• Figure collection entries
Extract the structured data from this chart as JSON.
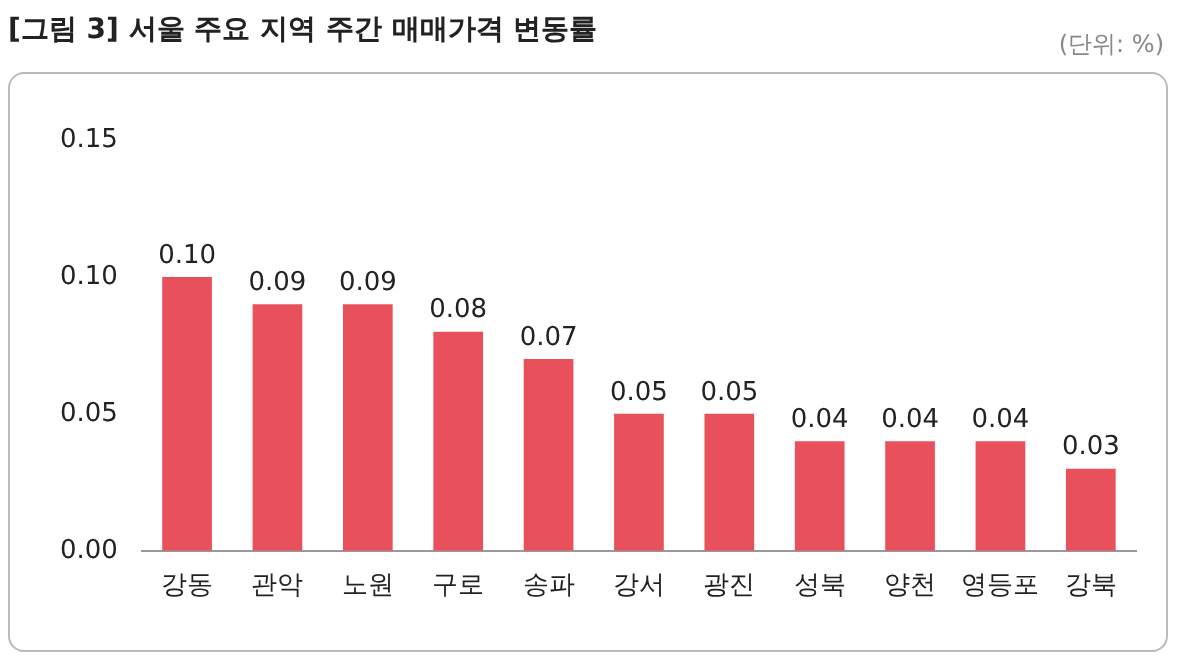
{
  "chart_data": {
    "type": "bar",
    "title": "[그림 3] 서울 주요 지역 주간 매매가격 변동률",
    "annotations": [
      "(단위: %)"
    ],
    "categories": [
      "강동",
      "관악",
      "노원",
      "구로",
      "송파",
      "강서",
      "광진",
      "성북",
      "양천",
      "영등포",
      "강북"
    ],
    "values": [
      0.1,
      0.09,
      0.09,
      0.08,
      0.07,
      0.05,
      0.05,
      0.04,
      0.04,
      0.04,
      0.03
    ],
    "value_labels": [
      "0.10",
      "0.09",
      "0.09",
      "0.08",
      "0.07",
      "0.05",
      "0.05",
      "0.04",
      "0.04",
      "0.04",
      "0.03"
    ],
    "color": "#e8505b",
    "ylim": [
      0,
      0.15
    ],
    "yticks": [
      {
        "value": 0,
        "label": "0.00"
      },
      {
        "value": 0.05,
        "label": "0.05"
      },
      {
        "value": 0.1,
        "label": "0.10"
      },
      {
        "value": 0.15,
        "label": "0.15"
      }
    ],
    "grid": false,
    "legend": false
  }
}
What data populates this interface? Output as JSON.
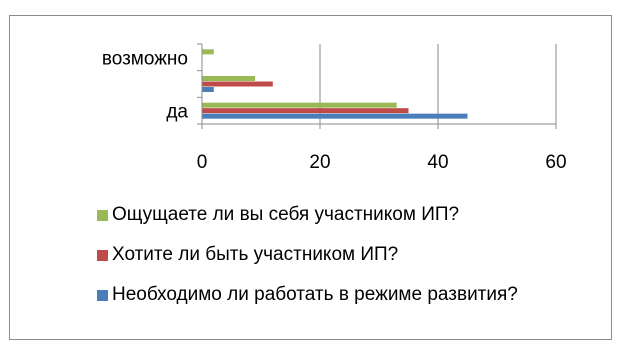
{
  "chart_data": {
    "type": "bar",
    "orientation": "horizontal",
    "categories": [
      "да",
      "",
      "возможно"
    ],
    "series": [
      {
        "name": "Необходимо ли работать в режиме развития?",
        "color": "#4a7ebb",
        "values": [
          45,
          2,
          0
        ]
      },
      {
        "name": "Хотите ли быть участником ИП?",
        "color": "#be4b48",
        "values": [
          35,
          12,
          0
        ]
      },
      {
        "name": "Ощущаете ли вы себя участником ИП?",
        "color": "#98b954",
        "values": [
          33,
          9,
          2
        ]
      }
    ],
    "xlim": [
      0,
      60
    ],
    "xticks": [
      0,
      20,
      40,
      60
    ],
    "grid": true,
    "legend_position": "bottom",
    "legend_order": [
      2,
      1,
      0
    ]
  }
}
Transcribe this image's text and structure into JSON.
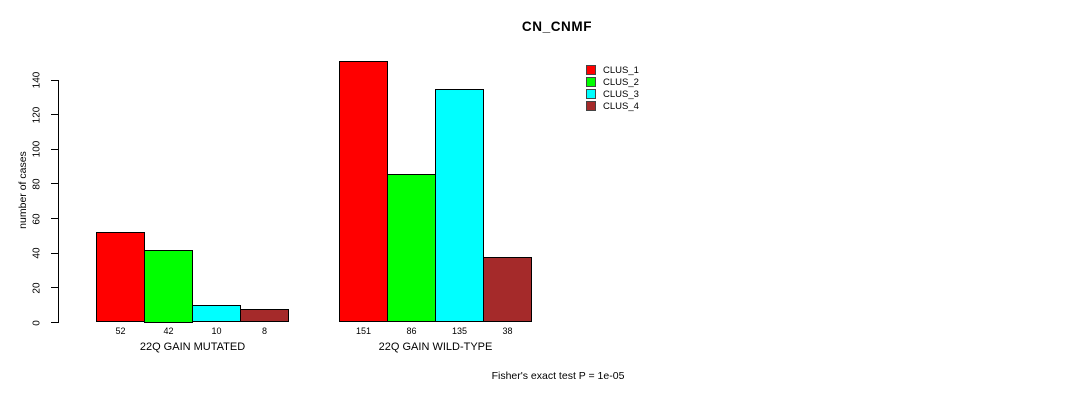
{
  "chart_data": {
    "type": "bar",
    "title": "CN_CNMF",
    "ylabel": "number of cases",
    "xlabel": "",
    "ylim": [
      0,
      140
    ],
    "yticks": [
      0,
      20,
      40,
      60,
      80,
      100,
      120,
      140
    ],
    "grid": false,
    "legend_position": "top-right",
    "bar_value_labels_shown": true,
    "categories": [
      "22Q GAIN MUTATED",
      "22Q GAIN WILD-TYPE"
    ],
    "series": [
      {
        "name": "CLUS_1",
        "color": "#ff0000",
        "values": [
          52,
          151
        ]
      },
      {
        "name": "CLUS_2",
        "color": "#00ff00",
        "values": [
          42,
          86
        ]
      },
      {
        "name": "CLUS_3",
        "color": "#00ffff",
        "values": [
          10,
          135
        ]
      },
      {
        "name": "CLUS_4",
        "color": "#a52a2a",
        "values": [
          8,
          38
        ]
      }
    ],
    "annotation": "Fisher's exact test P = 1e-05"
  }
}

==

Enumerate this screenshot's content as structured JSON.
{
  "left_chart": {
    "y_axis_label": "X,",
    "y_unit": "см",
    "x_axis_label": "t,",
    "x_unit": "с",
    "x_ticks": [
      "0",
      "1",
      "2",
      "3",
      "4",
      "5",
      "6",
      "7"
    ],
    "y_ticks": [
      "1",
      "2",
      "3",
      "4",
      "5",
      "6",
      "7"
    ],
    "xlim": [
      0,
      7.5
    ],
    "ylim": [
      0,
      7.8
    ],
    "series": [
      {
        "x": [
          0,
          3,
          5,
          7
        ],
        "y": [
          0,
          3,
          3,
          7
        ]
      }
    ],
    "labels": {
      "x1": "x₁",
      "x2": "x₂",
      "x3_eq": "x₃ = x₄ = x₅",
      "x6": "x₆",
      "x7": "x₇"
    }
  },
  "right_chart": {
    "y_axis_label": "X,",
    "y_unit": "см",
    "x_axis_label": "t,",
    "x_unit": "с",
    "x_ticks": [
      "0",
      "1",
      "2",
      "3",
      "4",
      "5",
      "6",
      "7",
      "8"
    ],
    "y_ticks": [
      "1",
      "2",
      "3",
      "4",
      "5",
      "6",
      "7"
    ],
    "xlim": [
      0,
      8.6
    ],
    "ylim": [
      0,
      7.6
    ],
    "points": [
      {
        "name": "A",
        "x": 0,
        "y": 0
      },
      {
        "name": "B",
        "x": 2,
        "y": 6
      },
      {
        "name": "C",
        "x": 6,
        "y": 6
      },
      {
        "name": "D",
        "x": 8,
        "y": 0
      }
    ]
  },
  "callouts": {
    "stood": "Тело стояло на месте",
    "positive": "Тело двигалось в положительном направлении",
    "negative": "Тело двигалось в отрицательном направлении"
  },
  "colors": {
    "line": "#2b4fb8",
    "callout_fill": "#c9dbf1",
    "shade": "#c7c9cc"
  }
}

• AIM
Using the listing above, return all lines where the word "Тело" occurs.

• THE SOLUTION
    "stood": "Тело стояло на месте",
    "positive": "Тело двигалось в положительном направлении",
    "negative": "Тело двигалось в отрицательном направлении"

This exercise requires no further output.